===== Stored data =====
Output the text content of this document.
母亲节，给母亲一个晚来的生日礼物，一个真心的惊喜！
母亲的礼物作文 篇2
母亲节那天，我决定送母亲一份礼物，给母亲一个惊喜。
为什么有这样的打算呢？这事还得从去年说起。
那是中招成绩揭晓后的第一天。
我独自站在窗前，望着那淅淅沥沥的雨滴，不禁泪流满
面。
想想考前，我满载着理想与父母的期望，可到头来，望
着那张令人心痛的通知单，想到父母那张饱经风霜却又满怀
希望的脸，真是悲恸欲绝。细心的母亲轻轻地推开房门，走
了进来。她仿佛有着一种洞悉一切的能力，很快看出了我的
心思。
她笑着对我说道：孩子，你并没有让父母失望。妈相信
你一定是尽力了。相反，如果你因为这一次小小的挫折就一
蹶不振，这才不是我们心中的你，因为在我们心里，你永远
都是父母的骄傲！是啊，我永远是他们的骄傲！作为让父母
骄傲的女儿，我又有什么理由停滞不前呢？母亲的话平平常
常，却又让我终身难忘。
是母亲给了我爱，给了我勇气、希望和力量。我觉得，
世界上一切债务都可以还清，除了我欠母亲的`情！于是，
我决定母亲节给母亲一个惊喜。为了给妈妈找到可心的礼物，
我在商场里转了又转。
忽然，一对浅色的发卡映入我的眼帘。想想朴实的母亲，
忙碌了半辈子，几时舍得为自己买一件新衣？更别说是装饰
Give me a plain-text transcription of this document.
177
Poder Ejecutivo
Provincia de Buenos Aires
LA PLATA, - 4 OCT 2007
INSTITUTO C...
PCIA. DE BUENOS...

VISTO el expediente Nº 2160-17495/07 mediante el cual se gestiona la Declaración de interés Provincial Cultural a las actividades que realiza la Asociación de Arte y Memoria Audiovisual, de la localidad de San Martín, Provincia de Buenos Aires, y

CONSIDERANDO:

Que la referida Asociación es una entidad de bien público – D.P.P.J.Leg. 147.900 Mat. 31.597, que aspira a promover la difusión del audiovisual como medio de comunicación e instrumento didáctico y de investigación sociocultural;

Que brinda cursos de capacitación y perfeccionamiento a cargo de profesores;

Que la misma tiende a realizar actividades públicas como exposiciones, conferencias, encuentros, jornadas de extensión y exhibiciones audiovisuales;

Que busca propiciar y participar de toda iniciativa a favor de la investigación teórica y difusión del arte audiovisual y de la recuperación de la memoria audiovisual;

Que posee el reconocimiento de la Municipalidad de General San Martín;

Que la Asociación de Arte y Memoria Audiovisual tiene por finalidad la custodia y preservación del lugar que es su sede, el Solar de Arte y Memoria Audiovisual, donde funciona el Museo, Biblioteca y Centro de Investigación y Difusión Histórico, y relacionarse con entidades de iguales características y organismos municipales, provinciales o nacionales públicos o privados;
=====
**Exercise objective**:
Where a line above contains the word "Martín", copy that line.

**Exercise output**:
VISTO el expediente Nº 2160-17495/07 mediante el cual se gestiona la Declaración de interés Provincial Cultural a las actividades que realiza la Asociación de Arte y Memoria Audiovisual, de la localidad de San Martín, Provincia de Buenos Aires, y
Que posee el reconocimiento de la Municipalidad de General San Martín;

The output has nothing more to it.